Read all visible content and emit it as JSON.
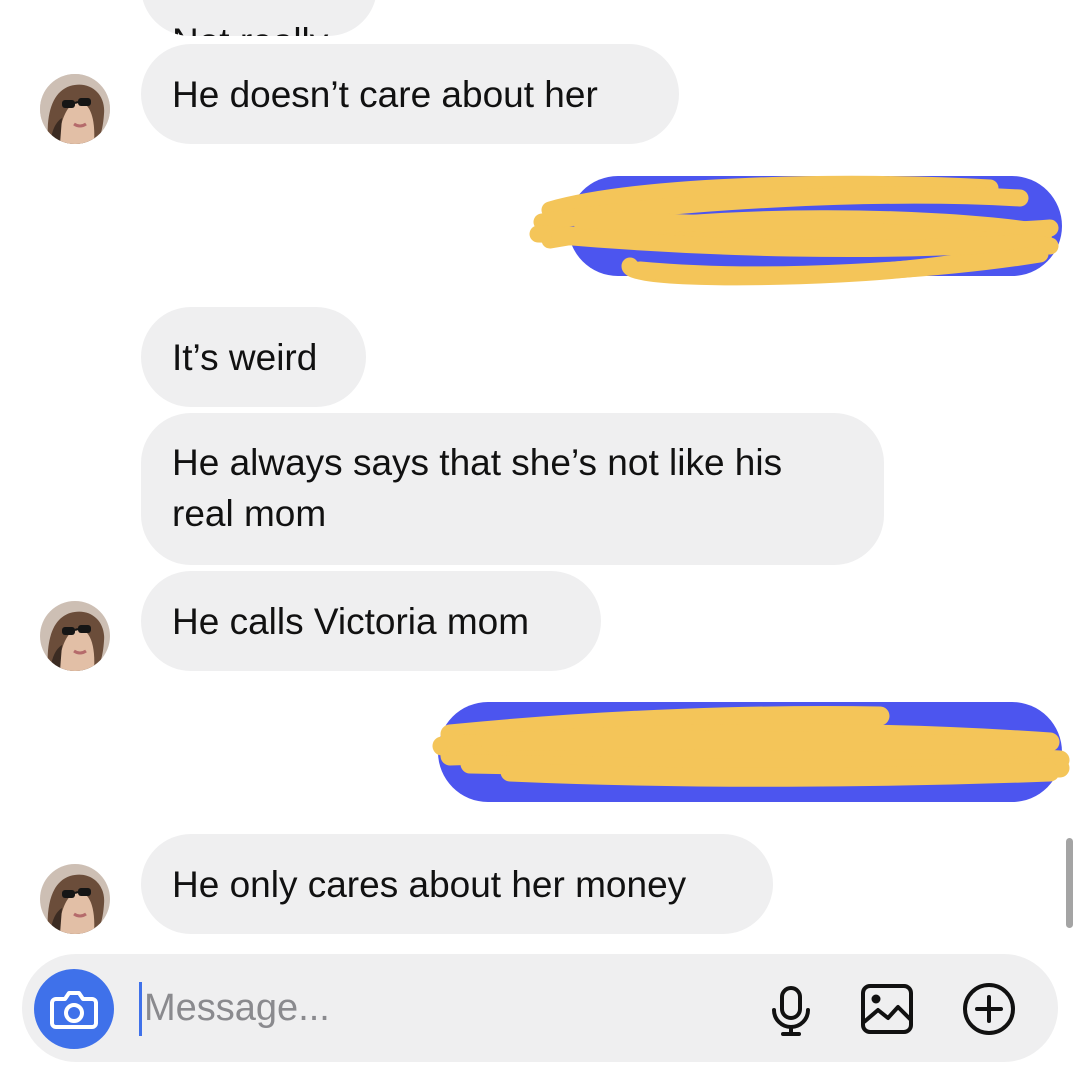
{
  "thread": {
    "messages": [
      {
        "direction": "incoming",
        "text": "Not really",
        "partial": true
      },
      {
        "direction": "incoming",
        "text": "He doesn’t care about her",
        "avatar": "avatar-photo"
      },
      {
        "direction": "outgoing",
        "redacted": true
      },
      {
        "direction": "incoming",
        "text": "It’s weird"
      },
      {
        "direction": "incoming",
        "text": "He always says that she’s not like his real mom"
      },
      {
        "direction": "incoming",
        "text": "He calls Victoria mom",
        "avatar": "avatar-photo"
      },
      {
        "direction": "outgoing",
        "redacted": true
      },
      {
        "direction": "incoming",
        "text": "He only cares about her money",
        "avatar": "avatar-photo"
      }
    ]
  },
  "composer": {
    "placeholder": "Message...",
    "icons": {
      "camera": "camera-icon",
      "mic": "microphone-icon",
      "gallery": "gallery-icon",
      "more": "plus-circle-icon"
    }
  },
  "colors": {
    "incoming_bubble": "#efeff0",
    "outgoing_bubble": "#4c55ef",
    "redaction_scribble": "#f4c559",
    "accent": "#3f71ea"
  }
}
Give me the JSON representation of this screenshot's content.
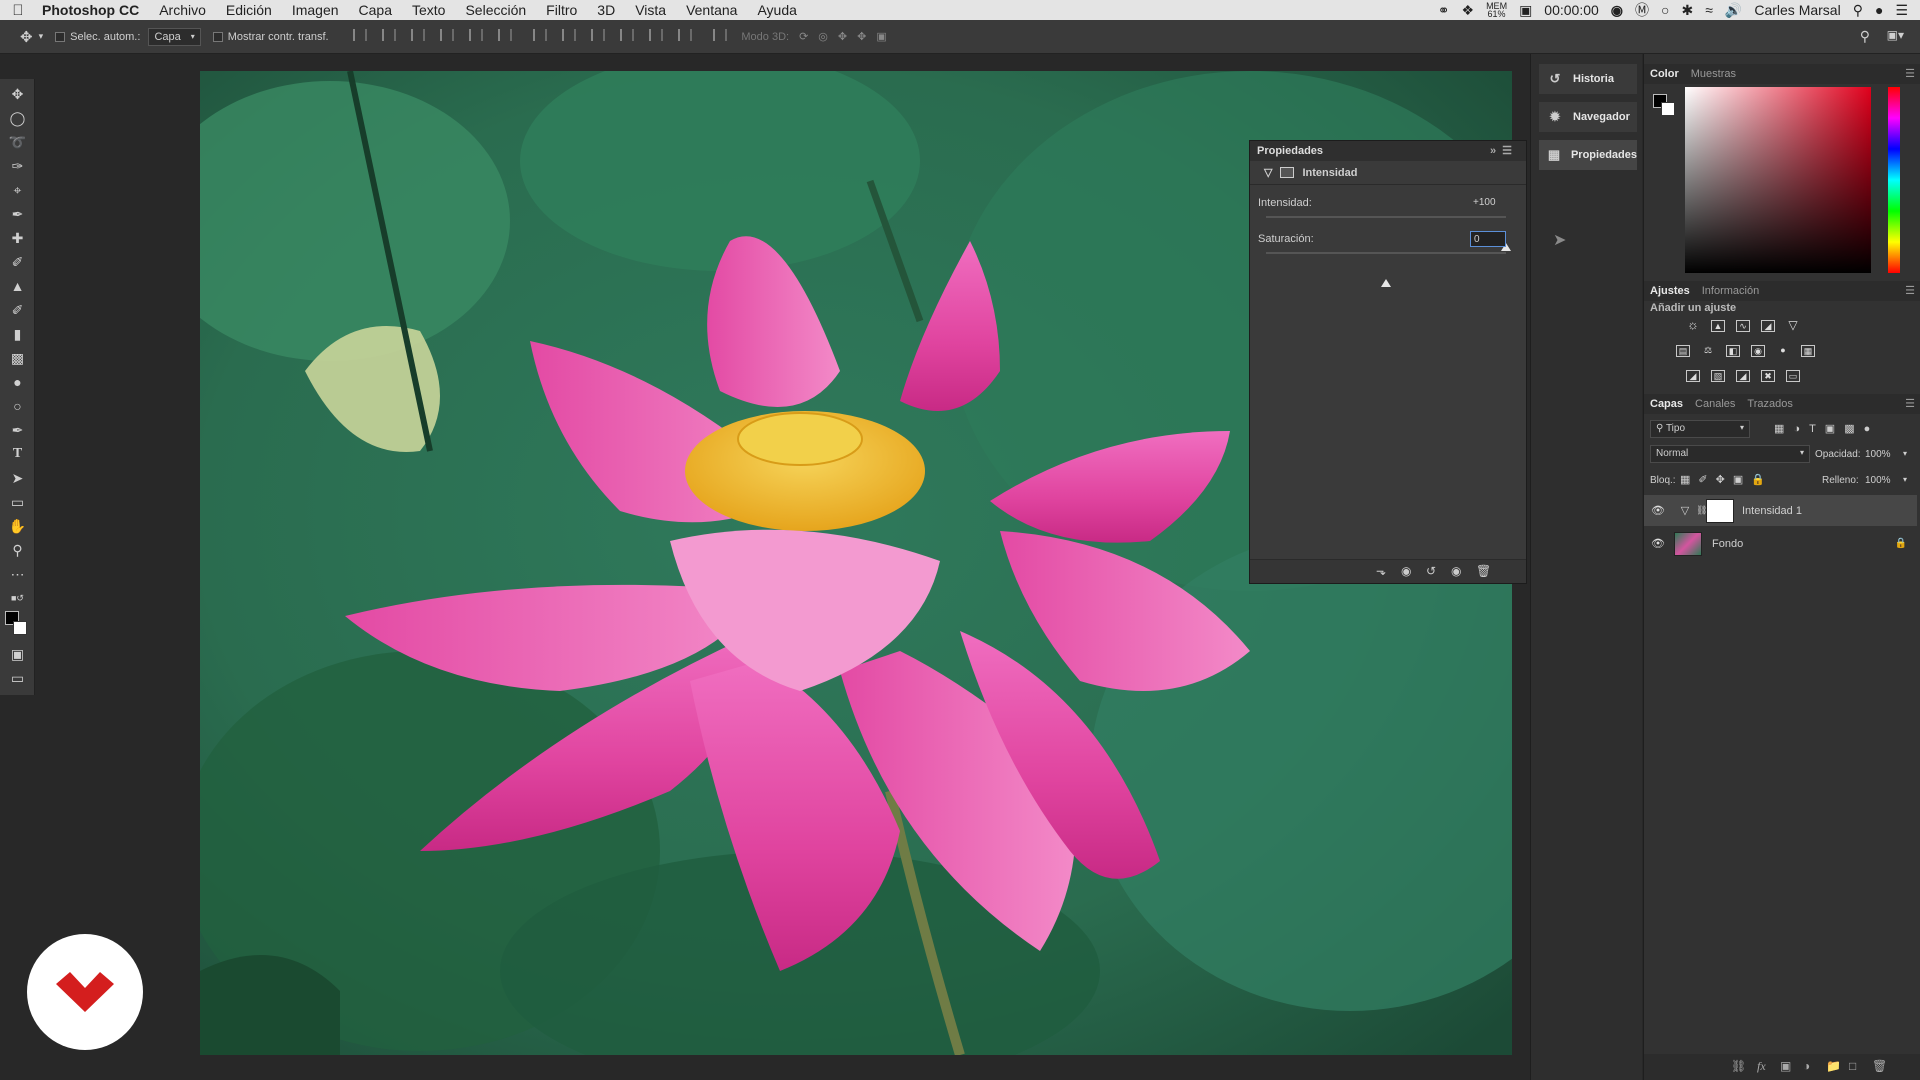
{
  "menubar": {
    "app_name": "Photoshop CC",
    "items": [
      "Archivo",
      "Edición",
      "Imagen",
      "Capa",
      "Texto",
      "Selección",
      "Filtro",
      "3D",
      "Vista",
      "Ventana",
      "Ayuda"
    ],
    "mem_label": "MEM",
    "mem_value": "61%",
    "timer": "00:00:00",
    "user": "Carles Marsal"
  },
  "options_bar": {
    "auto_select_label": "Selec. autom.:",
    "auto_select_value": "Capa",
    "transform_label": "Mostrar contr. transf.",
    "mode_3d_label": "Modo 3D:"
  },
  "collapsed_panels": {
    "historia": "Historia",
    "navegador": "Navegador",
    "propiedades": "Propiedades"
  },
  "properties": {
    "title": "Propiedades",
    "subtitle": "Intensidad",
    "intensidad_label": "Intensidad:",
    "intensidad_value": "+100",
    "intensidad_level": 100,
    "saturacion_label": "Saturación:",
    "saturacion_value": "0",
    "saturacion_level": 0
  },
  "color_panel": {
    "tabs": [
      "Color",
      "Muestras"
    ],
    "foreground": "#000000",
    "background": "#ffffff"
  },
  "adjustments_panel": {
    "tabs": [
      "Ajustes",
      "Información"
    ],
    "heading": "Añadir un ajuste"
  },
  "layers_panel": {
    "tabs": [
      "Capas",
      "Canales",
      "Trazados"
    ],
    "filter_kind": "Tipo",
    "blend_mode": "Normal",
    "opacity_label": "Opacidad:",
    "opacity_value": "100%",
    "lock_label": "Bloq.:",
    "fill_label": "Relleno:",
    "fill_value": "100%",
    "layers": [
      {
        "name": "Intensidad 1"
      },
      {
        "name": "Fondo"
      }
    ]
  }
}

========================

Job:
Reproduce, word for word, every line from the one that contains "Give me the" to the end of the data, including both ends; omit all pictures.

Result for this exercise:
Give me the JSON representation of this screenshot's content.
{
  "menubar": {
    "app_name": "Photoshop CC",
    "items": [
      "Archivo",
      "Edición",
      "Imagen",
      "Capa",
      "Texto",
      "Selección",
      "Filtro",
      "3D",
      "Vista",
      "Ventana",
      "Ayuda"
    ],
    "mem_label": "MEM",
    "mem_value": "61%",
    "timer": "00:00:00",
    "user": "Carles Marsal"
  },
  "options_bar": {
    "auto_select_label": "Selec. autom.:",
    "auto_select_value": "Capa",
    "transform_label": "Mostrar contr. transf.",
    "mode_3d_label": "Modo 3D:"
  },
  "collapsed_panels": {
    "historia": "Historia",
    "navegador": "Navegador",
    "propiedades": "Propiedades"
  },
  "properties": {
    "title": "Propiedades",
    "subtitle": "Intensidad",
    "intensidad_label": "Intensidad:",
    "intensidad_value": "+100",
    "intensidad_level": 100,
    "saturacion_label": "Saturación:",
    "saturacion_value": "0",
    "saturacion_level": 0
  },
  "color_panel": {
    "tabs": [
      "Color",
      "Muestras"
    ],
    "foreground": "#000000",
    "background": "#ffffff"
  },
  "adjustments_panel": {
    "tabs": [
      "Ajustes",
      "Información"
    ],
    "heading": "Añadir un ajuste"
  },
  "layers_panel": {
    "tabs": [
      "Capas",
      "Canales",
      "Trazados"
    ],
    "filter_kind": "Tipo",
    "blend_mode": "Normal",
    "opacity_label": "Opacidad:",
    "opacity_value": "100%",
    "lock_label": "Bloq.:",
    "fill_label": "Relleno:",
    "fill_value": "100%",
    "layers": [
      {
        "name": "Intensidad 1"
      },
      {
        "name": "Fondo"
      }
    ]
  }
}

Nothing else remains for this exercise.